TASK GOAL: Nothing should be left out: output all of the entries exactly.

DATA LISTING:
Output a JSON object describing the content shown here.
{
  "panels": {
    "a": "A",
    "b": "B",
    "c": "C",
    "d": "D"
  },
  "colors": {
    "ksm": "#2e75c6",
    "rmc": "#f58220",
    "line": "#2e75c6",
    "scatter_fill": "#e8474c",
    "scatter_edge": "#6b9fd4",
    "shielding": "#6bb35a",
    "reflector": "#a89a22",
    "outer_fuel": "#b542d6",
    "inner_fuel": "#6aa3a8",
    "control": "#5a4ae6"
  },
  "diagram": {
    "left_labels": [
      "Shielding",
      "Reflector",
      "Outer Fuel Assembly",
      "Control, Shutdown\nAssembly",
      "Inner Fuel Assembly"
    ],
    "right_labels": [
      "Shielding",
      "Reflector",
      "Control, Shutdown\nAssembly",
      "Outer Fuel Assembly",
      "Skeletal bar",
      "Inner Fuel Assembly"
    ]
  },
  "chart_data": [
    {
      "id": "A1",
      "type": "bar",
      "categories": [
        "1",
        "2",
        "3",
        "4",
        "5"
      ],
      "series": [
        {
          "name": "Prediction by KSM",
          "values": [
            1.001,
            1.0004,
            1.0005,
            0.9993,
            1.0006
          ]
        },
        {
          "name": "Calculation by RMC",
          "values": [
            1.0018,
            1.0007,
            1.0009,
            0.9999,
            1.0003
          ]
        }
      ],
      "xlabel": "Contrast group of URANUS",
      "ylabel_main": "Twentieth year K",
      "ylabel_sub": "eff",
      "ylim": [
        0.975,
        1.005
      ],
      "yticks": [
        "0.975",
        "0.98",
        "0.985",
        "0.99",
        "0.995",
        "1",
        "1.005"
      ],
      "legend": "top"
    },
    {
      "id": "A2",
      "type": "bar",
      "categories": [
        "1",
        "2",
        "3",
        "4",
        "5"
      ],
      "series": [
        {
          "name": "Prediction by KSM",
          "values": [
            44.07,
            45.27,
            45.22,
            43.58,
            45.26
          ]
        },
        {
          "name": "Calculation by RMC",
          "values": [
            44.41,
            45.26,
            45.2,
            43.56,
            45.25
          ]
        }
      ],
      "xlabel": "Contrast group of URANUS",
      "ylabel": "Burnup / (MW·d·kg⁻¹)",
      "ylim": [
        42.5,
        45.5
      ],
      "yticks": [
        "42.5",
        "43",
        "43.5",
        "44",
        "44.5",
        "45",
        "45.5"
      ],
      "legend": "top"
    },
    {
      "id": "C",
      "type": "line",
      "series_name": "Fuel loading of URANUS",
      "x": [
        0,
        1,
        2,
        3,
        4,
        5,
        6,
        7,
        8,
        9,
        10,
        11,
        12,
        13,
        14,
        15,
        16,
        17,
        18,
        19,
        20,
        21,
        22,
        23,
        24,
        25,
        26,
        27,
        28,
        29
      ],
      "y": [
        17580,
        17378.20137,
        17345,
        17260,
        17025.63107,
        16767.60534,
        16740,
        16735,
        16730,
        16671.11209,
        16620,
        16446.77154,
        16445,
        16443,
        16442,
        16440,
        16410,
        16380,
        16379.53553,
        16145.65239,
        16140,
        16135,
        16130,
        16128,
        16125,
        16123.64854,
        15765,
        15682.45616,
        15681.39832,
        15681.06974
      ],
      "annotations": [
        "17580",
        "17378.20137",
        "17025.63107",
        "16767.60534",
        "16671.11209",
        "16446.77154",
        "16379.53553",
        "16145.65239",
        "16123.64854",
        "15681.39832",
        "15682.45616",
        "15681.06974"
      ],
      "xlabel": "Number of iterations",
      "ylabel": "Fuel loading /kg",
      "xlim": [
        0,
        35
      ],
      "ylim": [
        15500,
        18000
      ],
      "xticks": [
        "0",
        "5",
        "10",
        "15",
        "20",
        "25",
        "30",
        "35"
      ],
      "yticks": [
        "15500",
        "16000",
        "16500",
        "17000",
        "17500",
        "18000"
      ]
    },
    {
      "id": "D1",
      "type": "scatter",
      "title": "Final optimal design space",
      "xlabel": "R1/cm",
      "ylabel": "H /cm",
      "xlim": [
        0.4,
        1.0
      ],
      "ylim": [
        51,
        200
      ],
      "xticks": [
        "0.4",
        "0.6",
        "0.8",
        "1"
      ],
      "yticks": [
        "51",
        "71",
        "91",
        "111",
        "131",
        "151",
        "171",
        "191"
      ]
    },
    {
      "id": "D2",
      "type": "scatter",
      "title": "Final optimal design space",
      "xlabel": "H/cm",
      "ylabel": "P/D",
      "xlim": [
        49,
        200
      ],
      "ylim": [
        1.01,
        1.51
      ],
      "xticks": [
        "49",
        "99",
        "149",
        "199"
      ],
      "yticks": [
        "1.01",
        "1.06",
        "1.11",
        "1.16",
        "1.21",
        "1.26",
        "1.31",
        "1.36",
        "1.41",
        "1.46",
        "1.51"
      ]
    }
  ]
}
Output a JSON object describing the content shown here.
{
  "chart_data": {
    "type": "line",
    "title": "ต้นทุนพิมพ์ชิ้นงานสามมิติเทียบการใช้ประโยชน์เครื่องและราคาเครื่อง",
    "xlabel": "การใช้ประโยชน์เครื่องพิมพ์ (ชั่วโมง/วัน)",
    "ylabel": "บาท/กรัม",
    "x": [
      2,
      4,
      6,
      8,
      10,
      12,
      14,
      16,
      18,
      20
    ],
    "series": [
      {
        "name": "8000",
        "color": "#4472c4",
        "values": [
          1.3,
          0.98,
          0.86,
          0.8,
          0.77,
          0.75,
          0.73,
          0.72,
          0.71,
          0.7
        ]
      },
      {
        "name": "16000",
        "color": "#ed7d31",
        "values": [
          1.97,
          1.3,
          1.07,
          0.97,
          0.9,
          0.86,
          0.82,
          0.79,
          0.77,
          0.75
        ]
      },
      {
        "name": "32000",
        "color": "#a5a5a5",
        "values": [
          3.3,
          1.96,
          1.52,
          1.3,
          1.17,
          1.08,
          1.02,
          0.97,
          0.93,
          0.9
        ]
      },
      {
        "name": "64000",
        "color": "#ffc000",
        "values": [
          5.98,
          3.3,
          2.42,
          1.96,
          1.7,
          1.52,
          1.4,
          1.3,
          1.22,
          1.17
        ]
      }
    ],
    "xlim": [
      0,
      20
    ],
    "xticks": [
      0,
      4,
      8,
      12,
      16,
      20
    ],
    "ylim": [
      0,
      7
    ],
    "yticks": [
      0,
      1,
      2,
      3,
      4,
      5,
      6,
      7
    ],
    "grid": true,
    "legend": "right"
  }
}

SOLUTION FOR THIS TASK:
Output a JSON object describing the content shown here.
{
  "panels": {
    "a": "A",
    "b": "B",
    "c": "C",
    "d": "D"
  },
  "colors": {
    "ksm": "#2e75c6",
    "rmc": "#f58220",
    "line": "#2e75c6",
    "scatter_fill": "#e8474c",
    "scatter_edge": "#6b9fd4",
    "shielding": "#6bb35a",
    "reflector": "#a89a22",
    "outer_fuel": "#b542d6",
    "inner_fuel": "#6aa3a8",
    "control": "#5a4ae6"
  },
  "diagram": {
    "left_labels": [
      "Shielding",
      "Reflector",
      "Outer Fuel Assembly",
      "Control, Shutdown\nAssembly",
      "Inner Fuel Assembly"
    ],
    "right_labels": [
      "Shielding",
      "Reflector",
      "Control, Shutdown\nAssembly",
      "Outer Fuel Assembly",
      "Skeletal bar",
      "Inner Fuel Assembly"
    ]
  },
  "chart_data": [
    {
      "id": "A1",
      "type": "bar",
      "categories": [
        "1",
        "2",
        "3",
        "4",
        "5"
      ],
      "series": [
        {
          "name": "Prediction by KSM",
          "values": [
            1.001,
            1.0004,
            1.0005,
            0.9993,
            1.0006
          ]
        },
        {
          "name": "Calculation by RMC",
          "values": [
            1.0018,
            1.0007,
            1.0009,
            0.9999,
            1.0003
          ]
        }
      ],
      "xlabel": "Contrast group of URANUS",
      "ylabel_main": "Twentieth year K",
      "ylabel_sub": "eff",
      "ylim": [
        0.975,
        1.005
      ],
      "yticks": [
        "0.975",
        "0.98",
        "0.985",
        "0.99",
        "0.995",
        "1",
        "1.005"
      ],
      "legend": "top"
    },
    {
      "id": "A2",
      "type": "bar",
      "categories": [
        "1",
        "2",
        "3",
        "4",
        "5"
      ],
      "series": [
        {
          "name": "Prediction by KSM",
          "values": [
            44.07,
            45.27,
            45.22,
            43.58,
            45.26
          ]
        },
        {
          "name": "Calculation by RMC",
          "values": [
            44.41,
            45.26,
            45.2,
            43.56,
            45.25
          ]
        }
      ],
      "xlabel": "Contrast group of URANUS",
      "ylabel": "Burnup / (MW·d·kg⁻¹)",
      "ylim": [
        42.5,
        45.5
      ],
      "yticks": [
        "42.5",
        "43",
        "43.5",
        "44",
        "44.5",
        "45",
        "45.5"
      ],
      "legend": "top"
    },
    {
      "id": "C",
      "type": "line",
      "series_name": "Fuel loading of URANUS",
      "x": [
        0,
        1,
        2,
        3,
        4,
        5,
        6,
        7,
        8,
        9,
        10,
        11,
        12,
        13,
        14,
        15,
        16,
        17,
        18,
        19,
        20,
        21,
        22,
        23,
        24,
        25,
        26,
        27,
        28,
        29
      ],
      "y": [
        17580,
        17378.20137,
        17345,
        17260,
        17025.63107,
        16767.60534,
        16740,
        16735,
        16730,
        16671.11209,
        16620,
        16446.77154,
        16445,
        16443,
        16442,
        16440,
        16410,
        16380,
        16379.53553,
        16145.65239,
        16140,
        16135,
        16130,
        16128,
        16125,
        16123.64854,
        15765,
        15682.45616,
        15681.39832,
        15681.06974
      ],
      "annotations": [
        "17580",
        "17378.20137",
        "17025.63107",
        "16767.60534",
        "16671.11209",
        "16446.77154",
        "16379.53553",
        "16145.65239",
        "16123.64854",
        "15681.39832",
        "15682.45616",
        "15681.06974"
      ],
      "xlabel": "Number of iterations",
      "ylabel": "Fuel loading /kg",
      "xlim": [
        0,
        35
      ],
      "ylim": [
        15500,
        18000
      ],
      "xticks": [
        "0",
        "5",
        "10",
        "15",
        "20",
        "25",
        "30",
        "35"
      ],
      "yticks": [
        "15500",
        "16000",
        "16500",
        "17000",
        "17500",
        "18000"
      ]
    },
    {
      "id": "D1",
      "type": "scatter",
      "title": "Final optimal design space",
      "xlabel": "R1/cm",
      "ylabel": "H /cm",
      "xlim": [
        0.4,
        1.0
      ],
      "ylim": [
        51,
        200
      ],
      "xticks": [
        "0.4",
        "0.6",
        "0.8",
        "1"
      ],
      "yticks": [
        "51",
        "71",
        "91",
        "111",
        "131",
        "151",
        "171",
        "191"
      ]
    },
    {
      "id": "D2",
      "type": "scatter",
      "title": "Final optimal design space",
      "xlabel": "H/cm",
      "ylabel": "P/D",
      "xlim": [
        49,
        200
      ],
      "ylim": [
        1.01,
        1.51
      ],
      "xticks": [
        "49",
        "99",
        "149",
        "199"
      ],
      "yticks": [
        "1.01",
        "1.06",
        "1.11",
        "1.16",
        "1.21",
        "1.26",
        "1.31",
        "1.36",
        "1.41",
        "1.46",
        "1.51"
      ]
    }
  ]
}
Output a JSON object describing the content shown here.
{
  "chart_data": {
    "type": "line",
    "title": "ต้นทุนพิมพ์ชิ้นงานสามมิติเทียบการใช้ประโยชน์เครื่องและราคาเครื่อง",
    "xlabel": "การใช้ประโยชน์เครื่องพิมพ์ (ชั่วโมง/วัน)",
    "ylabel": "บาท/กรัม",
    "x": [
      2,
      4,
      6,
      8,
      10,
      12,
      14,
      16,
      18,
      20
    ],
    "series": [
      {
        "name": "8000",
        "color": "#4472c4",
        "values": [
          1.3,
          0.98,
          0.86,
          0.8,
          0.77,
          0.75,
          0.73,
          0.72,
          0.71,
          0.7
        ]
      },
      {
        "name": "16000",
        "color": "#ed7d31",
        "values": [
          1.97,
          1.3,
          1.07,
          0.97,
          0.9,
          0.86,
          0.82,
          0.79,
          0.77,
          0.75
        ]
      },
      {
        "name": "32000",
        "color": "#a5a5a5",
        "values": [
          3.3,
          1.96,
          1.52,
          1.3,
          1.17,
          1.08,
          1.02,
          0.97,
          0.93,
          0.9
        ]
      },
      {
        "name": "64000",
        "color": "#ffc000",
        "values": [
          5.98,
          3.3,
          2.42,
          1.96,
          1.7,
          1.52,
          1.4,
          1.3,
          1.22,
          1.17
        ]
      }
    ],
    "xlim": [
      0,
      20
    ],
    "xticks": [
      0,
      4,
      8,
      12,
      16,
      20
    ],
    "ylim": [
      0,
      7
    ],
    "yticks": [
      0,
      1,
      2,
      3,
      4,
      5,
      6,
      7
    ],
    "grid": true,
    "legend": "right"
  }
}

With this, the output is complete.